Exercise prompt ▸
Write out the records below once more, exactly as they stand.

Listed records ▸
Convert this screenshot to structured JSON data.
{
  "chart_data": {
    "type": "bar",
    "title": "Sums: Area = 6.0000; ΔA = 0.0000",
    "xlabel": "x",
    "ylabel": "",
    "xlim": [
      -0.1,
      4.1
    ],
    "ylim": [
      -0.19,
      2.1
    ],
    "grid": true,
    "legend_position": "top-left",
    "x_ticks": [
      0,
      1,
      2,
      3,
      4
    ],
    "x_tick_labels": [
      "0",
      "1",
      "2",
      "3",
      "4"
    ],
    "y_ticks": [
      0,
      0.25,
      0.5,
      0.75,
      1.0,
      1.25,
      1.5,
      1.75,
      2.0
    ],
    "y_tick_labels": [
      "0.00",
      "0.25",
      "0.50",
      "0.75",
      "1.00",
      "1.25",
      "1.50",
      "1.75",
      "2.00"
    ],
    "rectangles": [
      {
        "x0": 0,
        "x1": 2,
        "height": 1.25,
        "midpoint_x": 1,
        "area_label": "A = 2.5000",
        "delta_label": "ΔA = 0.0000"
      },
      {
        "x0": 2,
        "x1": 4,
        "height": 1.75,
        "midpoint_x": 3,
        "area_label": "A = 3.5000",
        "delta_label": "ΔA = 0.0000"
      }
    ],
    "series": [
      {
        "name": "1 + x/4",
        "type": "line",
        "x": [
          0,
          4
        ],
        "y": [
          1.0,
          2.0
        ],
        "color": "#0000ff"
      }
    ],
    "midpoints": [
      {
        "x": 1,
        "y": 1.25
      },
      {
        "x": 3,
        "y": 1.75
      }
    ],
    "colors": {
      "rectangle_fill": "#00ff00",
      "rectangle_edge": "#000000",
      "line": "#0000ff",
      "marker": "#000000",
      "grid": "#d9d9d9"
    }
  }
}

Result for this exercise ▸
Convert this screenshot to structured JSON data.
{
  "chart_data": {
    "type": "bar",
    "title": "Sums: Area = 6.0000; ΔA = 0.0000",
    "xlabel": "x",
    "ylabel": "",
    "xlim": [
      -0.1,
      4.1
    ],
    "ylim": [
      -0.19,
      2.1
    ],
    "grid": true,
    "legend_position": "top-left",
    "x_ticks": [
      0,
      1,
      2,
      3,
      4
    ],
    "x_tick_labels": [
      "0",
      "1",
      "2",
      "3",
      "4"
    ],
    "y_ticks": [
      0,
      0.25,
      0.5,
      0.75,
      1.0,
      1.25,
      1.5,
      1.75,
      2.0
    ],
    "y_tick_labels": [
      "0.00",
      "0.25",
      "0.50",
      "0.75",
      "1.00",
      "1.25",
      "1.50",
      "1.75",
      "2.00"
    ],
    "rectangles": [
      {
        "x0": 0,
        "x1": 2,
        "height": 1.25,
        "midpoint_x": 1,
        "area_label": "A = 2.5000",
        "delta_label": "ΔA = 0.0000"
      },
      {
        "x0": 2,
        "x1": 4,
        "height": 1.75,
        "midpoint_x": 3,
        "area_label": "A = 3.5000",
        "delta_label": "ΔA = 0.0000"
      }
    ],
    "series": [
      {
        "name": "1 + x/4",
        "type": "line",
        "x": [
          0,
          4
        ],
        "y": [
          1.0,
          2.0
        ],
        "color": "#0000ff"
      }
    ],
    "midpoints": [
      {
        "x": 1,
        "y": 1.25
      },
      {
        "x": 3,
        "y": 1.75
      }
    ],
    "colors": {
      "rectangle_fill": "#00ff00",
      "rectangle_edge": "#000000",
      "line": "#0000ff",
      "marker": "#000000",
      "grid": "#d9d9d9"
    }
  }
}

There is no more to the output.